Written task
Filter the listing below, copying every line in which the word "only" appears.

Items
______________________________

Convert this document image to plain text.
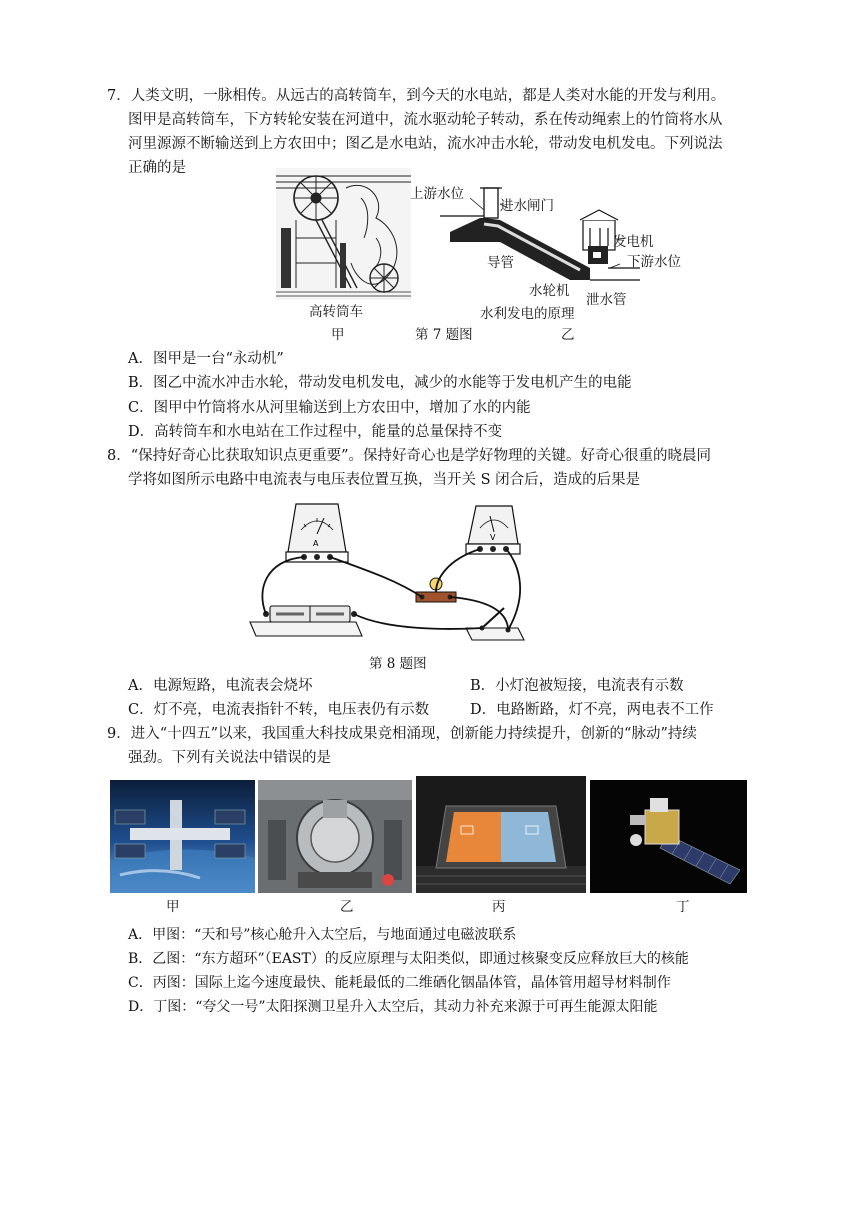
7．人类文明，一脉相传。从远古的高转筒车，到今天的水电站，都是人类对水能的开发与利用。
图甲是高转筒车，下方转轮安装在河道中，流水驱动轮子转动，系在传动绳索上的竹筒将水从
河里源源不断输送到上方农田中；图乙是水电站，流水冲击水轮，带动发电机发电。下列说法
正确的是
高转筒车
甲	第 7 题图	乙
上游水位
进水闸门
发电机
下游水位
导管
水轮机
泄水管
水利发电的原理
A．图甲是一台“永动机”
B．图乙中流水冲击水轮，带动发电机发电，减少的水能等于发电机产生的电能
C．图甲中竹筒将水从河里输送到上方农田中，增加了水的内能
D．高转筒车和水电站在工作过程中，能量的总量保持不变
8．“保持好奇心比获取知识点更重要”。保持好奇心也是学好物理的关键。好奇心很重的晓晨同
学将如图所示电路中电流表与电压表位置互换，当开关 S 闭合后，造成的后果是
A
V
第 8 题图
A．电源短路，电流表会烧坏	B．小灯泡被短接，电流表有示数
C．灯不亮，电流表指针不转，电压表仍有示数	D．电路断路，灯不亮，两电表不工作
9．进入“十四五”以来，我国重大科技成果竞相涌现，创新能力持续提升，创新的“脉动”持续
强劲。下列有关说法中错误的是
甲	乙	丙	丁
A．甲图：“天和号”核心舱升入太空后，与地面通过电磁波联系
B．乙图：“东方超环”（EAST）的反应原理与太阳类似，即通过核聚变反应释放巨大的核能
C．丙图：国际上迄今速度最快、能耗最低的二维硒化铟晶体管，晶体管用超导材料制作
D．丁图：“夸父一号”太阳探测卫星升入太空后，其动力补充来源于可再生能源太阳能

______________________________

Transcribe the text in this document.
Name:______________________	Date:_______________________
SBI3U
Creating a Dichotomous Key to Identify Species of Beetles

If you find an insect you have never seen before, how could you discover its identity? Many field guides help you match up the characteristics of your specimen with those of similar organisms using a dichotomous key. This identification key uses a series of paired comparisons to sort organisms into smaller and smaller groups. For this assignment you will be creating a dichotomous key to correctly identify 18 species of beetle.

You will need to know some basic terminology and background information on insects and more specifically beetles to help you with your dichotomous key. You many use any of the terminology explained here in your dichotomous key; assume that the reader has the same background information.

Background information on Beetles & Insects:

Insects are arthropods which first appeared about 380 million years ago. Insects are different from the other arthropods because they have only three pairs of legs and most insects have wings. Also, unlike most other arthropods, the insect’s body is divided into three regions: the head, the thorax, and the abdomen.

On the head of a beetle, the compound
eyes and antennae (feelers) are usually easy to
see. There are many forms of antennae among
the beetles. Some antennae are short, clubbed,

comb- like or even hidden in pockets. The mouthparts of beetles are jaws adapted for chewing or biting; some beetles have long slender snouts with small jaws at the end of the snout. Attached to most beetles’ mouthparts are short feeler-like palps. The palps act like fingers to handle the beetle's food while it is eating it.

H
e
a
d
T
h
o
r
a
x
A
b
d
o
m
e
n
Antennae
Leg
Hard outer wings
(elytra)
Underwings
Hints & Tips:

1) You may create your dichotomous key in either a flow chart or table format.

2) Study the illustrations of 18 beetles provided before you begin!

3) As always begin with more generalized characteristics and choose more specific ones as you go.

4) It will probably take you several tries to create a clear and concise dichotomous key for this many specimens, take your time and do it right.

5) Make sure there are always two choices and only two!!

______________________________

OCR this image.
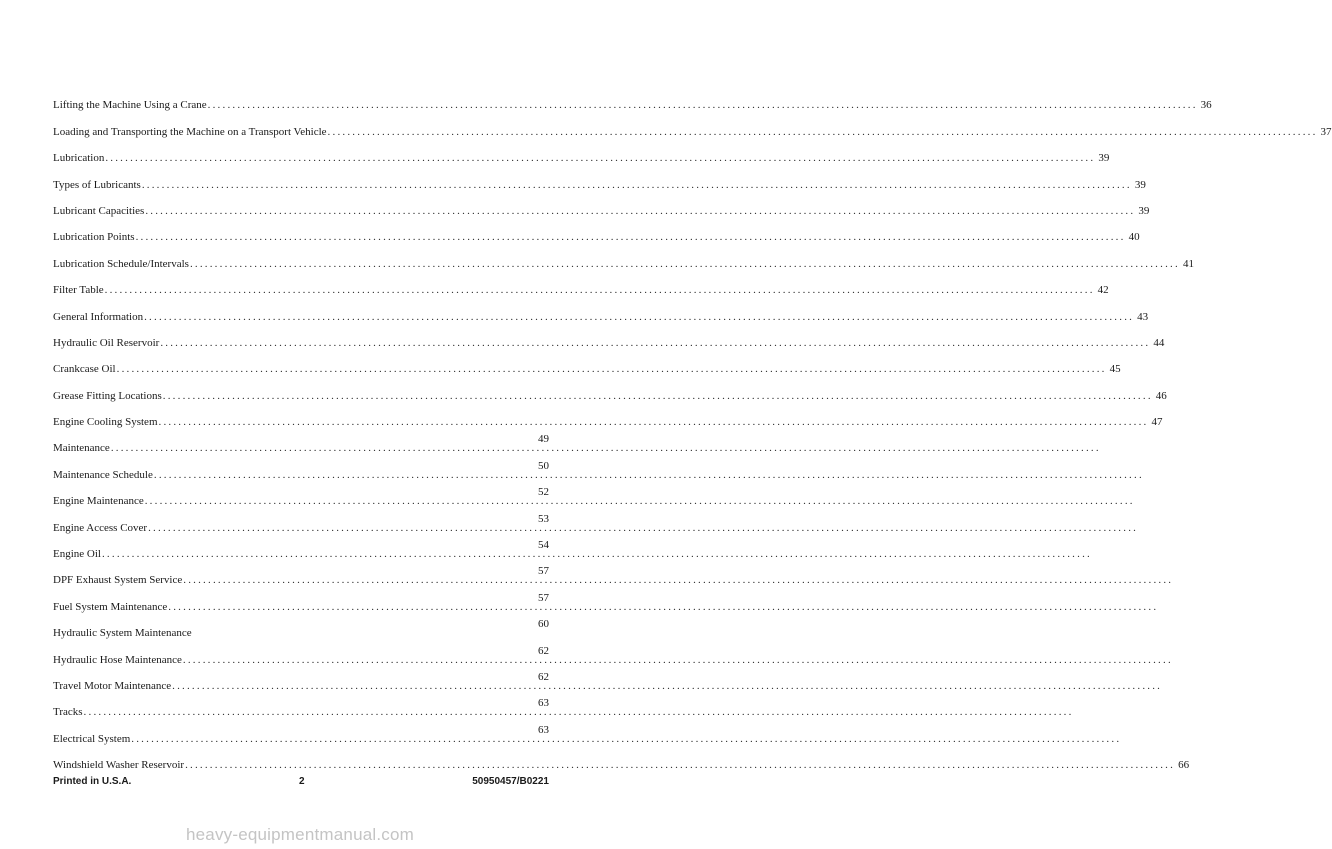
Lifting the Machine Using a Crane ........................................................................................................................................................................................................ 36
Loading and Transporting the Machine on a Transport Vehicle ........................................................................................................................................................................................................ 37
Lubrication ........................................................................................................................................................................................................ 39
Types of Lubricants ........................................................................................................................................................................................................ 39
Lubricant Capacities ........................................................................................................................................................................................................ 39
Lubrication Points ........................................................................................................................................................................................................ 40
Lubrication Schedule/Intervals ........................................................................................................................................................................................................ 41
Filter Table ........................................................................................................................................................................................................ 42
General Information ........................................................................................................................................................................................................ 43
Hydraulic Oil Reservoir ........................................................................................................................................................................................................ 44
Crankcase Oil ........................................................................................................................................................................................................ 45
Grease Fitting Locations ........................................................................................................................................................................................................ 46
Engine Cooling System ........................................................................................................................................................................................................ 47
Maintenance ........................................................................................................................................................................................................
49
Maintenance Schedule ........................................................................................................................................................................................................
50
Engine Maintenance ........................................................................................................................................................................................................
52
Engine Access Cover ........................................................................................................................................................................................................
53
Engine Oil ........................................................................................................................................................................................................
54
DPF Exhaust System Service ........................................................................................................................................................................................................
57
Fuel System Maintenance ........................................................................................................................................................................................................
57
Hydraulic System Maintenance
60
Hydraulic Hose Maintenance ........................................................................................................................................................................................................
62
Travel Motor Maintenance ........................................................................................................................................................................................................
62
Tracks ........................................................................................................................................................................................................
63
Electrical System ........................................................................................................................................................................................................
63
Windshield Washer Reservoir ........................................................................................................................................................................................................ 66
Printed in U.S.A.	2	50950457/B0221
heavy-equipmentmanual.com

______________________________

Solution for this exercise
Insects are arthropods which first appeared about 380 million years ago. Insects are different from the other arthropods because they have only three pairs of legs and most insects have wings. Also, unlike most other arthropods, the insect’s body is divided into three regions: the head, the thorax, and the abdomen.
5) Make sure there are always two choices and only two!!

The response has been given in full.